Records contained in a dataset
────────────────
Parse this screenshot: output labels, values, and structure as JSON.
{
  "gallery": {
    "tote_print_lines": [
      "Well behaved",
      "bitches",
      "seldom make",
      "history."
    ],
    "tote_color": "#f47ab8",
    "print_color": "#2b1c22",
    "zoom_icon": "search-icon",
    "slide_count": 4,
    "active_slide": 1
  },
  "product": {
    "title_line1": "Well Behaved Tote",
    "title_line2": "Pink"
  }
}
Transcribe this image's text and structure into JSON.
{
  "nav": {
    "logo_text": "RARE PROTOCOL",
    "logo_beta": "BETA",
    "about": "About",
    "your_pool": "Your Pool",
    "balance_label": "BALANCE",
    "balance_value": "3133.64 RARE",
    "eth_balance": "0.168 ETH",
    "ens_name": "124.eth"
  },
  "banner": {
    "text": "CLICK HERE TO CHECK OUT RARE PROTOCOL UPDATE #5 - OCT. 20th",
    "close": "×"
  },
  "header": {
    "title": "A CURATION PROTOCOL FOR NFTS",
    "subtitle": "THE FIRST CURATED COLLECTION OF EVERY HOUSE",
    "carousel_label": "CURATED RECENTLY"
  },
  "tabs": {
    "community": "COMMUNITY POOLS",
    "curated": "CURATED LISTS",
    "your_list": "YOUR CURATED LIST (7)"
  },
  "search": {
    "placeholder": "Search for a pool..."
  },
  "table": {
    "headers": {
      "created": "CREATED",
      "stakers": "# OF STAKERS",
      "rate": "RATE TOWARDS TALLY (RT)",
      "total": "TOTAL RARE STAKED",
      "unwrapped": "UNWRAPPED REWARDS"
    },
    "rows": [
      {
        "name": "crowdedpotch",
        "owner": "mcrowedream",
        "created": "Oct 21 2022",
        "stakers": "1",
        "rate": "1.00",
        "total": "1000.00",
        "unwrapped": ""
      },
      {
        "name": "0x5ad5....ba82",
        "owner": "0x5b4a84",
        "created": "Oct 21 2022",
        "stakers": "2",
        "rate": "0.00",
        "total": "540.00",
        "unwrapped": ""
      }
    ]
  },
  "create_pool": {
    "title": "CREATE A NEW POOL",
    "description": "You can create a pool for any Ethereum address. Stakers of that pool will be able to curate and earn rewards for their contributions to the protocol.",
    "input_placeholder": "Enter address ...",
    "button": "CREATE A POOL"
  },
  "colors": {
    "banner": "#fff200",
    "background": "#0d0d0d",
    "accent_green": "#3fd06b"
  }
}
────────────────
Requirement
Your task is to extract the lines running from the one with "Transcribe this image's" to the end of the material, inclusive, copying each exactly and adding nothing.

Output
Transcribe this image's text and structure into JSON.
{
  "nav": {
    "logo_text": "RARE PROTOCOL",
    "logo_beta": "BETA",
    "about": "About",
    "your_pool": "Your Pool",
    "balance_label": "BALANCE",
    "balance_value": "3133.64 RARE",
    "eth_balance": "0.168 ETH",
    "ens_name": "124.eth"
  },
  "banner": {
    "text": "CLICK HERE TO CHECK OUT RARE PROTOCOL UPDATE #5 - OCT. 20th",
    "close": "×"
  },
  "header": {
    "title": "A CURATION PROTOCOL FOR NFTS",
    "subtitle": "THE FIRST CURATED COLLECTION OF EVERY HOUSE",
    "carousel_label": "CURATED RECENTLY"
  },
  "tabs": {
    "community": "COMMUNITY POOLS",
    "curated": "CURATED LISTS",
    "your_list": "YOUR CURATED LIST (7)"
  },
  "search": {
    "placeholder": "Search for a pool..."
  },
  "table": {
    "headers": {
      "created": "CREATED",
      "stakers": "# OF STAKERS",
      "rate": "RATE TOWARDS TALLY (RT)",
      "total": "TOTAL RARE STAKED",
      "unwrapped": "UNWRAPPED REWARDS"
    },
    "rows": [
      {
        "name": "crowdedpotch",
        "owner": "mcrowedream",
        "created": "Oct 21 2022",
        "stakers": "1",
        "rate": "1.00",
        "total": "1000.00",
        "unwrapped": ""
      },
      {
        "name": "0x5ad5....ba82",
        "owner": "0x5b4a84",
        "created": "Oct 21 2022",
        "stakers": "2",
        "rate": "0.00",
        "total": "540.00",
        "unwrapped": ""
      }
    ]
  },
  "create_pool": {
    "title": "CREATE A NEW POOL",
    "description": "You can create a pool for any Ethereum address. Stakers of that pool will be able to curate and earn rewards for their contributions to the protocol.",
    "input_placeholder": "Enter address ...",
    "button": "CREATE A POOL"
  },
  "colors": {
    "banner": "#fff200",
    "background": "#0d0d0d",
    "accent_green": "#3fd06b"
  }
}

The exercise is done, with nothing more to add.